Stored items from a collection:
:::

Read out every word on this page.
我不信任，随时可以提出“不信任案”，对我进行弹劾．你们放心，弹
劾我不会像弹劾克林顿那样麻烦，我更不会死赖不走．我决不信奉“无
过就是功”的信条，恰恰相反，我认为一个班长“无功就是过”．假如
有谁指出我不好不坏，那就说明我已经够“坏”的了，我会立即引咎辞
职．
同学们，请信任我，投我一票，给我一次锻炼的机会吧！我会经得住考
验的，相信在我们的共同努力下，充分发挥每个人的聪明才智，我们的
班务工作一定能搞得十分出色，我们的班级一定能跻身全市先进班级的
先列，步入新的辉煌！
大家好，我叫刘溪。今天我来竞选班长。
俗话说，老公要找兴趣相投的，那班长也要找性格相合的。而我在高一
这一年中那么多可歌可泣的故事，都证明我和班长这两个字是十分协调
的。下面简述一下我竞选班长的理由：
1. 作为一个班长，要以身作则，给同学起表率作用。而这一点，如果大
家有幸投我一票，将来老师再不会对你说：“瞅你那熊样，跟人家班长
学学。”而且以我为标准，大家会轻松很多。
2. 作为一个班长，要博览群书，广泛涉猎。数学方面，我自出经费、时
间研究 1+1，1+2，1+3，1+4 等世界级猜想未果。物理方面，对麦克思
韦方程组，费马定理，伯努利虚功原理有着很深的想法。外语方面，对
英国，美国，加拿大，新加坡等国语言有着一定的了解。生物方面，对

:::

Faithfully copy every entry, leaving nothing out.

Answer to this exercise:
Read out every word on this page.
我不信任，随时可以提出“不信任案”，对我进行弹劾．你们放心，弹
劾我不会像弹劾克林顿那样麻烦，我更不会死赖不走．我决不信奉“无
过就是功”的信条，恰恰相反，我认为一个班长“无功就是过”．假如
有谁指出我不好不坏，那就说明我已经够“坏”的了，我会立即引咎辞
职．
同学们，请信任我，投我一票，给我一次锻炼的机会吧！我会经得住考
验的，相信在我们的共同努力下，充分发挥每个人的聪明才智，我们的
班务工作一定能搞得十分出色，我们的班级一定能跻身全市先进班级的
先列，步入新的辉煌！
大家好，我叫刘溪。今天我来竞选班长。
俗话说，老公要找兴趣相投的，那班长也要找性格相合的。而我在高一
这一年中那么多可歌可泣的故事，都证明我和班长这两个字是十分协调
的。下面简述一下我竞选班长的理由：
1. 作为一个班长，要以身作则，给同学起表率作用。而这一点，如果大
家有幸投我一票，将来老师再不会对你说：“瞅你那熊样，跟人家班长
学学。”而且以我为标准，大家会轻松很多。
2. 作为一个班长，要博览群书，广泛涉猎。数学方面，我自出经费、时
间研究 1+1，1+2，1+3，1+4 等世界级猜想未果。物理方面，对麦克思
韦方程组，费马定理，伯努利虚功原理有着很深的想法。外语方面，对
英国，美国，加拿大，新加坡等国语言有着一定的了解。生物方面，对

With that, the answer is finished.